-- Job --
Transcribe all of the material exactly. Any picture in it should be left out.
··· The input ···
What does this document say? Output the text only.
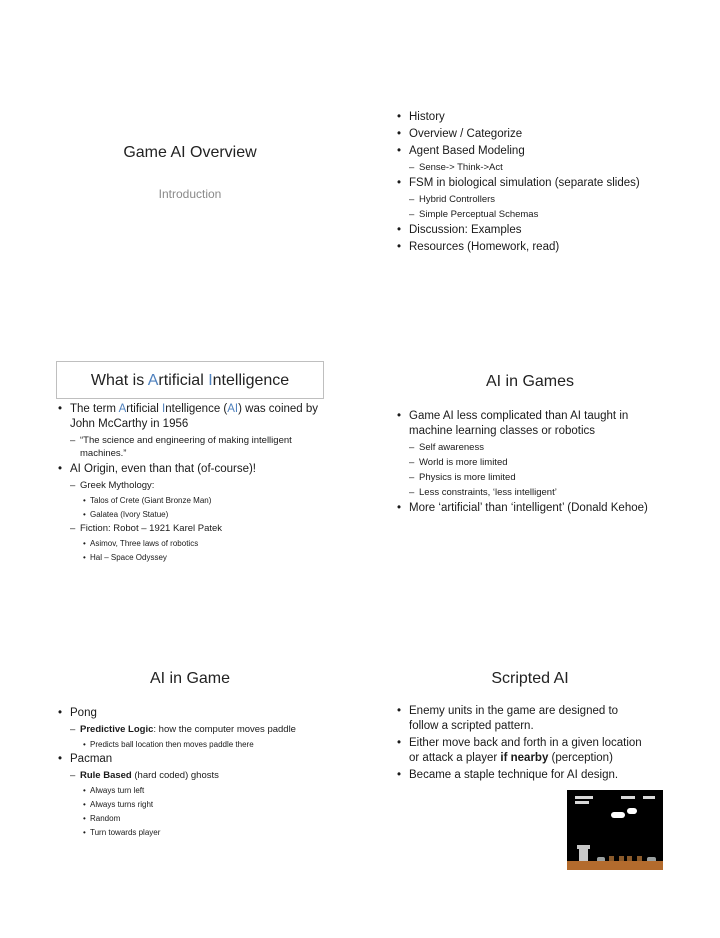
Game AI Overview
Introduction
• History
• Overview / Categorize
• Agent Based Modeling
– Sense-> Think->Act
• FSM in biological simulation (separate slides)
– Hybrid Controllers
– Simple Perceptual Schemas
• Discussion: Examples
• Resources (Homework, read)
What is Artificial Intelligence
• The term Artificial Intelligence (AI) was coined by John McCarthy in 1956
– “The science and engineering of making intelligent machines.”
• AI Origin, even than that (of-course)!
– Greek Mythology:
• Talos of Crete (Giant Bronze Man)
• Galatea (Ivory Statue)
– Fiction: Robot – 1921 Karel Patek
• Asimov, Three laws of robotics
• Hal – Space Odyssey
AI in Games
• Game AI less complicated than AI taught in machine learning classes or robotics
– Self awareness
– World is more limited
– Physics is more limited
– Less constraints, ‘less intelligent’
• More ‘artificial’ than ‘intelligent’ (Donald Kehoe)
AI in Game
• Pong
– Predictive Logic: how the computer moves paddle
• Predicts ball location then moves paddle there
• Pacman
– Rule Based (hard coded) ghosts
• Always turn left
• Always turns right
• Random
• Turn towards player
Scripted AI
• Enemy units in the game are designed to follow a scripted pattern.
• Either move back and forth in a given location or attack a player if nearby (perception)
• Became a staple technique for AI design.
···
-- Reply --
What does this document say? Output the text only.
Game AI Overview
Introduction
• History
• Overview / Categorize
• Agent Based Modeling
– Sense-> Think->Act
• FSM in biological simulation (separate slides)
– Hybrid Controllers
– Simple Perceptual Schemas
• Discussion: Examples
• Resources (Homework, read)
What is Artificial Intelligence
• The term Artificial Intelligence (AI) was coined by John McCarthy in 1956
– “The science and engineering of making intelligent machines.”
• AI Origin, even than that (of-course)!
– Greek Mythology:
• Talos of Crete (Giant Bronze Man)
• Galatea (Ivory Statue)
– Fiction: Robot – 1921 Karel Patek
• Asimov, Three laws of robotics
• Hal – Space Odyssey
AI in Games
• Game AI less complicated than AI taught in machine learning classes or robotics
– Self awareness
– World is more limited
– Physics is more limited
– Less constraints, ‘less intelligent’
• More ‘artificial’ than ‘intelligent’ (Donald Kehoe)
AI in Game
• Pong
– Predictive Logic: how the computer moves paddle
• Predicts ball location then moves paddle there
• Pacman
– Rule Based (hard coded) ghosts
• Always turn left
• Always turns right
• Random
• Turn towards player
Scripted AI
• Enemy units in the game are designed to follow a scripted pattern.
• Either move back and forth in a given location or attack a player if nearby (perception)
• Became a staple technique for AI design.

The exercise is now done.